REQUIRED TASK: How many lines of these entries hold the string "name"? Answer with the number alone.
━━━ DATA SHOWN
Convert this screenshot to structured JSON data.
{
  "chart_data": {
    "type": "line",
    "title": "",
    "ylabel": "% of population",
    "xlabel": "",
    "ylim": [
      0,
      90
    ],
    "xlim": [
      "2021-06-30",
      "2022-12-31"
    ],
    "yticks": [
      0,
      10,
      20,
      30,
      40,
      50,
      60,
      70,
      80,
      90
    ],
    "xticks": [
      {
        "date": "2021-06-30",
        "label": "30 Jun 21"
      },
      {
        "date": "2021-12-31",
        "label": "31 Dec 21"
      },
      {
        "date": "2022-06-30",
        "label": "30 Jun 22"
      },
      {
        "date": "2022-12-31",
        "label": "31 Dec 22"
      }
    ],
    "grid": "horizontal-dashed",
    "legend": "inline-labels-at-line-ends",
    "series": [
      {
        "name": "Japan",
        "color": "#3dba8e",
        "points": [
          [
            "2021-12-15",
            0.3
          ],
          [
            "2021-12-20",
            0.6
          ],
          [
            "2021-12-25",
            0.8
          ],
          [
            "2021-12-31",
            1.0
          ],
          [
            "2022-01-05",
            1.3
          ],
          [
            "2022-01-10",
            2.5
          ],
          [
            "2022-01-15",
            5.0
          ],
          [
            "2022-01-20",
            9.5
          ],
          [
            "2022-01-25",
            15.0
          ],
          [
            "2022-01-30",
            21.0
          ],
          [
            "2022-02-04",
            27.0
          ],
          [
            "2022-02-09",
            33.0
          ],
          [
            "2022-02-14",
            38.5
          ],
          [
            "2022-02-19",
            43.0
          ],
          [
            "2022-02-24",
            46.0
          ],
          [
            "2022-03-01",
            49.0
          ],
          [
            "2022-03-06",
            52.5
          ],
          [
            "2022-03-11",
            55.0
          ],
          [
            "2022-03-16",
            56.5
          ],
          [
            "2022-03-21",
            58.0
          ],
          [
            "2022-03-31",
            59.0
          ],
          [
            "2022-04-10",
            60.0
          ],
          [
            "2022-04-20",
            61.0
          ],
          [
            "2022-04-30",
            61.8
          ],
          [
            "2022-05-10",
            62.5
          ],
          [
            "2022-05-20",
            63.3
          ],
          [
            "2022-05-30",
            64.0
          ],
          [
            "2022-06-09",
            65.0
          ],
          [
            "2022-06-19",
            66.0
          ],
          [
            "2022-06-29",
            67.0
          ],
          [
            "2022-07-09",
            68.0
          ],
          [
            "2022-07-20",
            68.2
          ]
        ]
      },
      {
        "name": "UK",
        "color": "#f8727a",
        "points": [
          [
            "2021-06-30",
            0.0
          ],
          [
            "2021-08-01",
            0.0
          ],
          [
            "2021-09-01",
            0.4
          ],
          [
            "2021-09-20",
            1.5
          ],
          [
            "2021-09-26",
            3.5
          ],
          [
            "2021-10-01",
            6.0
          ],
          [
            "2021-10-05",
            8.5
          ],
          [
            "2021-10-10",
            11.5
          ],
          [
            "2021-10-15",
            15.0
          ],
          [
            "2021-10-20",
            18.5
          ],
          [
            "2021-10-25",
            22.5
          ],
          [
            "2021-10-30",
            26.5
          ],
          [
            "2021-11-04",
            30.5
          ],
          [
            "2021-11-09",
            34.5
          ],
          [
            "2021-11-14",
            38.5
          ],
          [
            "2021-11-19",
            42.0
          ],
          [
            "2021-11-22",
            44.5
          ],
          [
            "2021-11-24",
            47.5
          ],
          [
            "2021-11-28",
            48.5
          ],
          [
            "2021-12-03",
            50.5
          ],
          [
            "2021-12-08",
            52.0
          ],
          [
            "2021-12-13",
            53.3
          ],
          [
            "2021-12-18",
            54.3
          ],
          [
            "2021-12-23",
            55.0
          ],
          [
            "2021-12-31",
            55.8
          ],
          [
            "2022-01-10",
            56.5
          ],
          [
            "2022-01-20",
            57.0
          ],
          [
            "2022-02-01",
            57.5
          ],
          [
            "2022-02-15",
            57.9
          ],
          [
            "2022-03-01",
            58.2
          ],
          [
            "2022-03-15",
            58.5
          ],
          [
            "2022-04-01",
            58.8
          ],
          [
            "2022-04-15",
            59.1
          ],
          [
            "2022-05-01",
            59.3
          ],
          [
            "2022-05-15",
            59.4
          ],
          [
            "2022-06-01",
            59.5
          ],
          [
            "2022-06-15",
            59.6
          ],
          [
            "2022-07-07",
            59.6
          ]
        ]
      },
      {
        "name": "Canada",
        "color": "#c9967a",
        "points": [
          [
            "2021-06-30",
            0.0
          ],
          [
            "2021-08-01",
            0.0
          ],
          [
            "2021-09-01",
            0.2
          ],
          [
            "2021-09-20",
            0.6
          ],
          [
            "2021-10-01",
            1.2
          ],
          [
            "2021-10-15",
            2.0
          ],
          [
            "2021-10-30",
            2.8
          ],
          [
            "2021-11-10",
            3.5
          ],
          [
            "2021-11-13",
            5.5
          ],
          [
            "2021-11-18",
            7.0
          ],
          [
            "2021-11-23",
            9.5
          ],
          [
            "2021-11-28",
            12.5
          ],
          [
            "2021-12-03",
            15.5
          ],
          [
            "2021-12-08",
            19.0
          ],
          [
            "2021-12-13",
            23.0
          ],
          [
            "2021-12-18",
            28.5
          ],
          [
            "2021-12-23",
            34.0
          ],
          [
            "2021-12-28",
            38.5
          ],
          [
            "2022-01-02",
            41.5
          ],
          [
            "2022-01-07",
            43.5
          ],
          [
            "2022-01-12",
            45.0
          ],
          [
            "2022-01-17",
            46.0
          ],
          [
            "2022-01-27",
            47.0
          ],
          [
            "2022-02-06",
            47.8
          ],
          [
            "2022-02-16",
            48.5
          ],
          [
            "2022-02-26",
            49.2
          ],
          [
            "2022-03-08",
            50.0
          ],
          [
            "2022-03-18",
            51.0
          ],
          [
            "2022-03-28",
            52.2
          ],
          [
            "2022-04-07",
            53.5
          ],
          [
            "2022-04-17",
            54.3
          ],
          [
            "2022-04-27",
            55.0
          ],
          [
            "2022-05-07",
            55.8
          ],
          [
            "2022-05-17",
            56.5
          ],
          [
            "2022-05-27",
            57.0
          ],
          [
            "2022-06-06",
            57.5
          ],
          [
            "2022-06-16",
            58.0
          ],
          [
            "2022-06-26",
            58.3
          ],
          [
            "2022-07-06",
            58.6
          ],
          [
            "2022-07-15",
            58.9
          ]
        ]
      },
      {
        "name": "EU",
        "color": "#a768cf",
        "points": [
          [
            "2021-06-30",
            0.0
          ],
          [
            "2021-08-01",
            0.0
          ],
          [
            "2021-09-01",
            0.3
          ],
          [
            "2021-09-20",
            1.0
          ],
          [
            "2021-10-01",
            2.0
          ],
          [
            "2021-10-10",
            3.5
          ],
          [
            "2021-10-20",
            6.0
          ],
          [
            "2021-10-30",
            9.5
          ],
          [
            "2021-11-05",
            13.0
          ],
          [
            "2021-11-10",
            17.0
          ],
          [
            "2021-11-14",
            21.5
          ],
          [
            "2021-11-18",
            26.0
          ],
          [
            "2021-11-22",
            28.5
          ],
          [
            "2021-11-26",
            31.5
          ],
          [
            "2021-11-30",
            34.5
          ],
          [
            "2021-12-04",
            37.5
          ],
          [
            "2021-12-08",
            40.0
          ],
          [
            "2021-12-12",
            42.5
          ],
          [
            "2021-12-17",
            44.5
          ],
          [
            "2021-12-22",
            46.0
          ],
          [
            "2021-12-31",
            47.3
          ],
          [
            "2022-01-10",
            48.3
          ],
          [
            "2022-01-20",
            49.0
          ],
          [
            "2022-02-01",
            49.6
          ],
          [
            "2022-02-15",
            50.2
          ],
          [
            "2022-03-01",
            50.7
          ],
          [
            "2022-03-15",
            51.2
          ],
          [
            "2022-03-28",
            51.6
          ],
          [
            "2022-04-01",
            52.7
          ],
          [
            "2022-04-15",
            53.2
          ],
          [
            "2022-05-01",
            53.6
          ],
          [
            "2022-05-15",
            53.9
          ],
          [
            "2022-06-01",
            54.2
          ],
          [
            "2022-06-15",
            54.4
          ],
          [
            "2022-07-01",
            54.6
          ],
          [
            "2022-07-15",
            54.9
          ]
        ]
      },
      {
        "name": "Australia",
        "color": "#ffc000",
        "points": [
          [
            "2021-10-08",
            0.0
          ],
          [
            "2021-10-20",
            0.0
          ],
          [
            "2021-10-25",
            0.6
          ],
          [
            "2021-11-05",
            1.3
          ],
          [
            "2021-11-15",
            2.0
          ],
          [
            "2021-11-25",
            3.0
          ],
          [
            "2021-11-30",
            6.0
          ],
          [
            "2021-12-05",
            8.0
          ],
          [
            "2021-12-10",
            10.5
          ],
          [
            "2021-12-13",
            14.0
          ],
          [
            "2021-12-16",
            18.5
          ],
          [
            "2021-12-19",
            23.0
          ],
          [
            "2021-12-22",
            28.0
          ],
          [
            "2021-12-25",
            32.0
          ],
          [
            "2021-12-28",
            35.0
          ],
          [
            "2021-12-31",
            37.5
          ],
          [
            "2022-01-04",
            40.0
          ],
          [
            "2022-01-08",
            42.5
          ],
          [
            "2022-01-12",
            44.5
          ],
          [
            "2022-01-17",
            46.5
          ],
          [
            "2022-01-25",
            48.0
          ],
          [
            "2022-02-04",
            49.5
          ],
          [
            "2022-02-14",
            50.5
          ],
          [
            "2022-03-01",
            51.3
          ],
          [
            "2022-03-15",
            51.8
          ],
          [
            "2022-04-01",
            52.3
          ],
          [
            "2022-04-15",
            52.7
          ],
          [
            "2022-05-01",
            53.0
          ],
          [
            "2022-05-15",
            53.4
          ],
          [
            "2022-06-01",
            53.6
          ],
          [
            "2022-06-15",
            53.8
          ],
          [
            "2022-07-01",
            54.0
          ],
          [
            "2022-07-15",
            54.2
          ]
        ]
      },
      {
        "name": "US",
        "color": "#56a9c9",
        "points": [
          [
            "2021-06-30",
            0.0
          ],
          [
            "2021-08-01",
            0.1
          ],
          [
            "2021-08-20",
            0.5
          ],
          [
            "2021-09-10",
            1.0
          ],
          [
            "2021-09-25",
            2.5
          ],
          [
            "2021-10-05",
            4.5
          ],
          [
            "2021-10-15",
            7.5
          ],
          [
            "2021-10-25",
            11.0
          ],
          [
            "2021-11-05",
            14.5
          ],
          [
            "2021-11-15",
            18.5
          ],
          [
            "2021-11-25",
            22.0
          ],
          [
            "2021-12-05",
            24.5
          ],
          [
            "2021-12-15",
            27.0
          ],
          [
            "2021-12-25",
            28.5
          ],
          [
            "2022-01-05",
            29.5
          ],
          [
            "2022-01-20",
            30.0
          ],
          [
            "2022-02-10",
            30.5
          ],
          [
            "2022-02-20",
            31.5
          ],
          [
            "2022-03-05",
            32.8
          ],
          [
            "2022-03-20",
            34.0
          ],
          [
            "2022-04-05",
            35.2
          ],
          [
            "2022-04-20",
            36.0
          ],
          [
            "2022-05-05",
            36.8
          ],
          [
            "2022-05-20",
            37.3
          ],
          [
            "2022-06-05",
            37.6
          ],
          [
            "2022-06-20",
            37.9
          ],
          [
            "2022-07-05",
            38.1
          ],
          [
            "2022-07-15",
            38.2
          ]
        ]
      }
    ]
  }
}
━━━━━━
RESPONSE TO THIS TASK: 6